> **STATED GOAL**
All material below is to be reproduced exactly.

> **DATA ROWS**
━━━━━━━━━━━━━━━━

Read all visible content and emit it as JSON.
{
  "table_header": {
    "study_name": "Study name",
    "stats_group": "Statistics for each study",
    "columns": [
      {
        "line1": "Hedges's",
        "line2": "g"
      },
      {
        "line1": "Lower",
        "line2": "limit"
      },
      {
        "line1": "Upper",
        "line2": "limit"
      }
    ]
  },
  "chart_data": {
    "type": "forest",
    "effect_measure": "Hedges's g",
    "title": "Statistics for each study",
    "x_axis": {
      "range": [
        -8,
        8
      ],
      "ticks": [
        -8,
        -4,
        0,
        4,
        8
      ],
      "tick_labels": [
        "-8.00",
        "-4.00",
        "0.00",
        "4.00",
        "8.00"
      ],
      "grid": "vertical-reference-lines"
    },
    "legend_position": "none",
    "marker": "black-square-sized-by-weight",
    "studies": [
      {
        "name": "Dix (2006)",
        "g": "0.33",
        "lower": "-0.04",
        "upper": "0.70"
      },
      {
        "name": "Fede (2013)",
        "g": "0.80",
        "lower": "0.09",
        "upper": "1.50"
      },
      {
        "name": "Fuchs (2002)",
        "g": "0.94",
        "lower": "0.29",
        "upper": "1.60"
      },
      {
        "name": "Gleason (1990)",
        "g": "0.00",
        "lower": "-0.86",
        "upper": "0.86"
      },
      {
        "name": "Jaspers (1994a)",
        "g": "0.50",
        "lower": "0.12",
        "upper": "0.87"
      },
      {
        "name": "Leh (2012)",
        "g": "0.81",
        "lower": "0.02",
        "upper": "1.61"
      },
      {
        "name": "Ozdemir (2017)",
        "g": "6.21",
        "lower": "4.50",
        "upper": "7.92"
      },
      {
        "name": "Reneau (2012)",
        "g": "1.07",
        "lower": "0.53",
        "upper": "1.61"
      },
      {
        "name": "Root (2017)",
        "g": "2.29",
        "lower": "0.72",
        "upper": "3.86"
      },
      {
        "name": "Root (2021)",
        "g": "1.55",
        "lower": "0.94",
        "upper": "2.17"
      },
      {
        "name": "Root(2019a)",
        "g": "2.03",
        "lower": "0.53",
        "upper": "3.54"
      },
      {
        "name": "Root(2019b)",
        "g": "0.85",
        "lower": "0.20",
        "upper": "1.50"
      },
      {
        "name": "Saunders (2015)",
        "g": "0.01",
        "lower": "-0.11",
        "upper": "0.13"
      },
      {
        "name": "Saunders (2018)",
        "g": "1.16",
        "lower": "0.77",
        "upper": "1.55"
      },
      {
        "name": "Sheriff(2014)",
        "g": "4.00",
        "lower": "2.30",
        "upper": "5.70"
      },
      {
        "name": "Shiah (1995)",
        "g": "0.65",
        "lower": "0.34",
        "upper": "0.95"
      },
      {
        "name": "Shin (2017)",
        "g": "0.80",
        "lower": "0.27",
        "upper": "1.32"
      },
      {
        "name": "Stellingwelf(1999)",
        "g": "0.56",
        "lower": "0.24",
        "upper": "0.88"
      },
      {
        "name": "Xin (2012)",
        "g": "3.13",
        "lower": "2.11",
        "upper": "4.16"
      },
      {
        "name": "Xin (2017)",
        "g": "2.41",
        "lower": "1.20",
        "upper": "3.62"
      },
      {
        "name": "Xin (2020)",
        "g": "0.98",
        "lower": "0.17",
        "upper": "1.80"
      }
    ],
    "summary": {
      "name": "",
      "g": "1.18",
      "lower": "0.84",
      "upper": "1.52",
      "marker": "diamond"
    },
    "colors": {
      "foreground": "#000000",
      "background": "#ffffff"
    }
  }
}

━━━━━━━━━━━━━━━━

> **EXERCISE SOLUTION**
Read all visible content and emit it as JSON.
{
  "table_header": {
    "study_name": "Study name",
    "stats_group": "Statistics for each study",
    "columns": [
      {
        "line1": "Hedges's",
        "line2": "g"
      },
      {
        "line1": "Lower",
        "line2": "limit"
      },
      {
        "line1": "Upper",
        "line2": "limit"
      }
    ]
  },
  "chart_data": {
    "type": "forest",
    "effect_measure": "Hedges's g",
    "title": "Statistics for each study",
    "x_axis": {
      "range": [
        -8,
        8
      ],
      "ticks": [
        -8,
        -4,
        0,
        4,
        8
      ],
      "tick_labels": [
        "-8.00",
        "-4.00",
        "0.00",
        "4.00",
        "8.00"
      ],
      "grid": "vertical-reference-lines"
    },
    "legend_position": "none",
    "marker": "black-square-sized-by-weight",
    "studies": [
      {
        "name": "Dix (2006)",
        "g": "0.33",
        "lower": "-0.04",
        "upper": "0.70"
      },
      {
        "name": "Fede (2013)",
        "g": "0.80",
        "lower": "0.09",
        "upper": "1.50"
      },
      {
        "name": "Fuchs (2002)",
        "g": "0.94",
        "lower": "0.29",
        "upper": "1.60"
      },
      {
        "name": "Gleason (1990)",
        "g": "0.00",
        "lower": "-0.86",
        "upper": "0.86"
      },
      {
        "name": "Jaspers (1994a)",
        "g": "0.50",
        "lower": "0.12",
        "upper": "0.87"
      },
      {
        "name": "Leh (2012)",
        "g": "0.81",
        "lower": "0.02",
        "upper": "1.61"
      },
      {
        "name": "Ozdemir (2017)",
        "g": "6.21",
        "lower": "4.50",
        "upper": "7.92"
      },
      {
        "name": "Reneau (2012)",
        "g": "1.07",
        "lower": "0.53",
        "upper": "1.61"
      },
      {
        "name": "Root (2017)",
        "g": "2.29",
        "lower": "0.72",
        "upper": "3.86"
      },
      {
        "name": "Root (2021)",
        "g": "1.55",
        "lower": "0.94",
        "upper": "2.17"
      },
      {
        "name": "Root(2019a)",
        "g": "2.03",
        "lower": "0.53",
        "upper": "3.54"
      },
      {
        "name": "Root(2019b)",
        "g": "0.85",
        "lower": "0.20",
        "upper": "1.50"
      },
      {
        "name": "Saunders (2015)",
        "g": "0.01",
        "lower": "-0.11",
        "upper": "0.13"
      },
      {
        "name": "Saunders (2018)",
        "g": "1.16",
        "lower": "0.77",
        "upper": "1.55"
      },
      {
        "name": "Sheriff(2014)",
        "g": "4.00",
        "lower": "2.30",
        "upper": "5.70"
      },
      {
        "name": "Shiah (1995)",
        "g": "0.65",
        "lower": "0.34",
        "upper": "0.95"
      },
      {
        "name": "Shin (2017)",
        "g": "0.80",
        "lower": "0.27",
        "upper": "1.32"
      },
      {
        "name": "Stellingwelf(1999)",
        "g": "0.56",
        "lower": "0.24",
        "upper": "0.88"
      },
      {
        "name": "Xin (2012)",
        "g": "3.13",
        "lower": "2.11",
        "upper": "4.16"
      },
      {
        "name": "Xin (2017)",
        "g": "2.41",
        "lower": "1.20",
        "upper": "3.62"
      },
      {
        "name": "Xin (2020)",
        "g": "0.98",
        "lower": "0.17",
        "upper": "1.80"
      }
    ],
    "summary": {
      "name": "",
      "g": "1.18",
      "lower": "0.84",
      "upper": "1.52",
      "marker": "diamond"
    },
    "colors": {
      "foreground": "#000000",
      "background": "#ffffff"
    }
  }
}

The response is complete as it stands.